▶ _WORK TO DO_
Take the listing and print it in full, exactly as given.
**** DATA TO PROCESS ****
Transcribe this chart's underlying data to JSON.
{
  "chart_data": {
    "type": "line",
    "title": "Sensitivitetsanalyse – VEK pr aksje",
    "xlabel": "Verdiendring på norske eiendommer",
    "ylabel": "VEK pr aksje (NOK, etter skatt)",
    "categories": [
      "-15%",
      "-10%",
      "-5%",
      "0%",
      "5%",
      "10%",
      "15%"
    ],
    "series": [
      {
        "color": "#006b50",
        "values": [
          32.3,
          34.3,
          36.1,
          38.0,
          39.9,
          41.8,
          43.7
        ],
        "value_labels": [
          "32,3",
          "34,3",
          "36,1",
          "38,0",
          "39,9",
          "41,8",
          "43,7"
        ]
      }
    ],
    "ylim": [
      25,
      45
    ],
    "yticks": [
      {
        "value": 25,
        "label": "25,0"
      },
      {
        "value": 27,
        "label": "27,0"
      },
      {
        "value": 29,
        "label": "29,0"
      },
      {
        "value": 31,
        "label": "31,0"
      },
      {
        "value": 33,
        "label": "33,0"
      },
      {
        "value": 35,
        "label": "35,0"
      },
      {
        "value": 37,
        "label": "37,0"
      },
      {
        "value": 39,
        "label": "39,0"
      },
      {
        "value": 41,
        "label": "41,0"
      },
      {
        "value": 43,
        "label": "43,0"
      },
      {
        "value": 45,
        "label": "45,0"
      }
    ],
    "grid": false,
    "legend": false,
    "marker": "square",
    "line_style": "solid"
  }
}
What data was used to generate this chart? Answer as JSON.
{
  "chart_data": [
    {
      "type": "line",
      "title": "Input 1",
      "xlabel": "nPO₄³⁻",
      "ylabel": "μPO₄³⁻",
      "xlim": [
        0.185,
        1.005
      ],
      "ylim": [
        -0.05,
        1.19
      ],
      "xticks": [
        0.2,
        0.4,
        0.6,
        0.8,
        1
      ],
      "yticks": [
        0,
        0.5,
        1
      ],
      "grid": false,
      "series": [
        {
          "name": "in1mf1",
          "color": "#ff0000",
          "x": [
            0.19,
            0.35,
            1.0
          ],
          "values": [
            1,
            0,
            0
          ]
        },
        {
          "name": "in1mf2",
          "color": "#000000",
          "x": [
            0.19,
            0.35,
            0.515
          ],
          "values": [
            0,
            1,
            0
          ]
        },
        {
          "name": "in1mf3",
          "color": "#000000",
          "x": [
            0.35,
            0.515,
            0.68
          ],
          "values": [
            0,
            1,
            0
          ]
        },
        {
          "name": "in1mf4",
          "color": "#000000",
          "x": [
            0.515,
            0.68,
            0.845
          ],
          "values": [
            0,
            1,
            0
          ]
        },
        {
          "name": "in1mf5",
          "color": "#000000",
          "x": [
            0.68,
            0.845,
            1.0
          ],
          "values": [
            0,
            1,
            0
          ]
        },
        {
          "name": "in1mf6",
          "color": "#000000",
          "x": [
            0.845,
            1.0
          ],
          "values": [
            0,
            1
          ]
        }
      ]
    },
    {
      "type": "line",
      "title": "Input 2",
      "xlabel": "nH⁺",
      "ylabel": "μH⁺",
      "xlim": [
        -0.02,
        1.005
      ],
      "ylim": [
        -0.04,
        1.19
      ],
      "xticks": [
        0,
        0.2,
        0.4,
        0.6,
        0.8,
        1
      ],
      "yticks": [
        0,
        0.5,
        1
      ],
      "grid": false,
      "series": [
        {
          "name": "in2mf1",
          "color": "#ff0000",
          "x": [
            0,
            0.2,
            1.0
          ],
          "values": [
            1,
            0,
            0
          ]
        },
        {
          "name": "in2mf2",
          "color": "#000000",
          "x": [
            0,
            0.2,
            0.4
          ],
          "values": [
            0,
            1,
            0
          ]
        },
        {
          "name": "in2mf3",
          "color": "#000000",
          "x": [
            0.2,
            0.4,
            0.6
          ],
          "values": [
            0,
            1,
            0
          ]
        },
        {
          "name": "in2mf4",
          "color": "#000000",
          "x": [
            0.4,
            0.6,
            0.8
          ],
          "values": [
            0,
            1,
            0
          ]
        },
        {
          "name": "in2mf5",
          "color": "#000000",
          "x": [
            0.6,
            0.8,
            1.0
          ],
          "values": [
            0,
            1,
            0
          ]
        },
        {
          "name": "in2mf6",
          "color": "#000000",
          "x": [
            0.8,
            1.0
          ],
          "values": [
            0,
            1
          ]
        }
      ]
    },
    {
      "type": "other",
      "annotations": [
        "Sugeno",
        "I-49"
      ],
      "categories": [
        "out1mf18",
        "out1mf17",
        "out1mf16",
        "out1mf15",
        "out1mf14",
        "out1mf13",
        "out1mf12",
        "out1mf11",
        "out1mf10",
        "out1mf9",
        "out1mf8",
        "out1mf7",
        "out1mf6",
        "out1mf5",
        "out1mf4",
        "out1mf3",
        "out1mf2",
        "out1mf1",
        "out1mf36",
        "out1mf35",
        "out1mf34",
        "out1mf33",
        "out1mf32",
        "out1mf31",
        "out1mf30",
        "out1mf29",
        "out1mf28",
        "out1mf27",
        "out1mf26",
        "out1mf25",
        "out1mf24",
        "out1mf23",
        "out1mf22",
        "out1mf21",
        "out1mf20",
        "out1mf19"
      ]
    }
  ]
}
****
▶ _ANSWER FOR THE TASK_
Transcribe this chart's underlying data to JSON.
{
  "chart_data": {
    "type": "line",
    "title": "Sensitivitetsanalyse – VEK pr aksje",
    "xlabel": "Verdiendring på norske eiendommer",
    "ylabel": "VEK pr aksje (NOK, etter skatt)",
    "categories": [
      "-15%",
      "-10%",
      "-5%",
      "0%",
      "5%",
      "10%",
      "15%"
    ],
    "series": [
      {
        "color": "#006b50",
        "values": [
          32.3,
          34.3,
          36.1,
          38.0,
          39.9,
          41.8,
          43.7
        ],
        "value_labels": [
          "32,3",
          "34,3",
          "36,1",
          "38,0",
          "39,9",
          "41,8",
          "43,7"
        ]
      }
    ],
    "ylim": [
      25,
      45
    ],
    "yticks": [
      {
        "value": 25,
        "label": "25,0"
      },
      {
        "value": 27,
        "label": "27,0"
      },
      {
        "value": 29,
        "label": "29,0"
      },
      {
        "value": 31,
        "label": "31,0"
      },
      {
        "value": 33,
        "label": "33,0"
      },
      {
        "value": 35,
        "label": "35,0"
      },
      {
        "value": 37,
        "label": "37,0"
      },
      {
        "value": 39,
        "label": "39,0"
      },
      {
        "value": 41,
        "label": "41,0"
      },
      {
        "value": 43,
        "label": "43,0"
      },
      {
        "value": 45,
        "label": "45,0"
      }
    ],
    "grid": false,
    "legend": false,
    "marker": "square",
    "line_style": "solid"
  }
}
What data was used to generate this chart? Answer as JSON.
{
  "chart_data": [
    {
      "type": "line",
      "title": "Input 1",
      "xlabel": "nPO₄³⁻",
      "ylabel": "μPO₄³⁻",
      "xlim": [
        0.185,
        1.005
      ],
      "ylim": [
        -0.05,
        1.19
      ],
      "xticks": [
        0.2,
        0.4,
        0.6,
        0.8,
        1
      ],
      "yticks": [
        0,
        0.5,
        1
      ],
      "grid": false,
      "series": [
        {
          "name": "in1mf1",
          "color": "#ff0000",
          "x": [
            0.19,
            0.35,
            1.0
          ],
          "values": [
            1,
            0,
            0
          ]
        },
        {
          "name": "in1mf2",
          "color": "#000000",
          "x": [
            0.19,
            0.35,
            0.515
          ],
          "values": [
            0,
            1,
            0
          ]
        },
        {
          "name": "in1mf3",
          "color": "#000000",
          "x": [
            0.35,
            0.515,
            0.68
          ],
          "values": [
            0,
            1,
            0
          ]
        },
        {
          "name": "in1mf4",
          "color": "#000000",
          "x": [
            0.515,
            0.68,
            0.845
          ],
          "values": [
            0,
            1,
            0
          ]
        },
        {
          "name": "in1mf5",
          "color": "#000000",
          "x": [
            0.68,
            0.845,
            1.0
          ],
          "values": [
            0,
            1,
            0
          ]
        },
        {
          "name": "in1mf6",
          "color": "#000000",
          "x": [
            0.845,
            1.0
          ],
          "values": [
            0,
            1
          ]
        }
      ]
    },
    {
      "type": "line",
      "title": "Input 2",
      "xlabel": "nH⁺",
      "ylabel": "μH⁺",
      "xlim": [
        -0.02,
        1.005
      ],
      "ylim": [
        -0.04,
        1.19
      ],
      "xticks": [
        0,
        0.2,
        0.4,
        0.6,
        0.8,
        1
      ],
      "yticks": [
        0,
        0.5,
        1
      ],
      "grid": false,
      "series": [
        {
          "name": "in2mf1",
          "color": "#ff0000",
          "x": [
            0,
            0.2,
            1.0
          ],
          "values": [
            1,
            0,
            0
          ]
        },
        {
          "name": "in2mf2",
          "color": "#000000",
          "x": [
            0,
            0.2,
            0.4
          ],
          "values": [
            0,
            1,
            0
          ]
        },
        {
          "name": "in2mf3",
          "color": "#000000",
          "x": [
            0.2,
            0.4,
            0.6
          ],
          "values": [
            0,
            1,
            0
          ]
        },
        {
          "name": "in2mf4",
          "color": "#000000",
          "x": [
            0.4,
            0.6,
            0.8
          ],
          "values": [
            0,
            1,
            0
          ]
        },
        {
          "name": "in2mf5",
          "color": "#000000",
          "x": [
            0.6,
            0.8,
            1.0
          ],
          "values": [
            0,
            1,
            0
          ]
        },
        {
          "name": "in2mf6",
          "color": "#000000",
          "x": [
            0.8,
            1.0
          ],
          "values": [
            0,
            1
          ]
        }
      ]
    },
    {
      "type": "other",
      "annotations": [
        "Sugeno",
        "I-49"
      ],
      "categories": [
        "out1mf18",
        "out1mf17",
        "out1mf16",
        "out1mf15",
        "out1mf14",
        "out1mf13",
        "out1mf12",
        "out1mf11",
        "out1mf10",
        "out1mf9",
        "out1mf8",
        "out1mf7",
        "out1mf6",
        "out1mf5",
        "out1mf4",
        "out1mf3",
        "out1mf2",
        "out1mf1",
        "out1mf36",
        "out1mf35",
        "out1mf34",
        "out1mf33",
        "out1mf32",
        "out1mf31",
        "out1mf30",
        "out1mf29",
        "out1mf28",
        "out1mf27",
        "out1mf26",
        "out1mf25",
        "out1mf24",
        "out1mf23",
        "out1mf22",
        "out1mf21",
        "out1mf20",
        "out1mf19"
      ]
    }
  ]
}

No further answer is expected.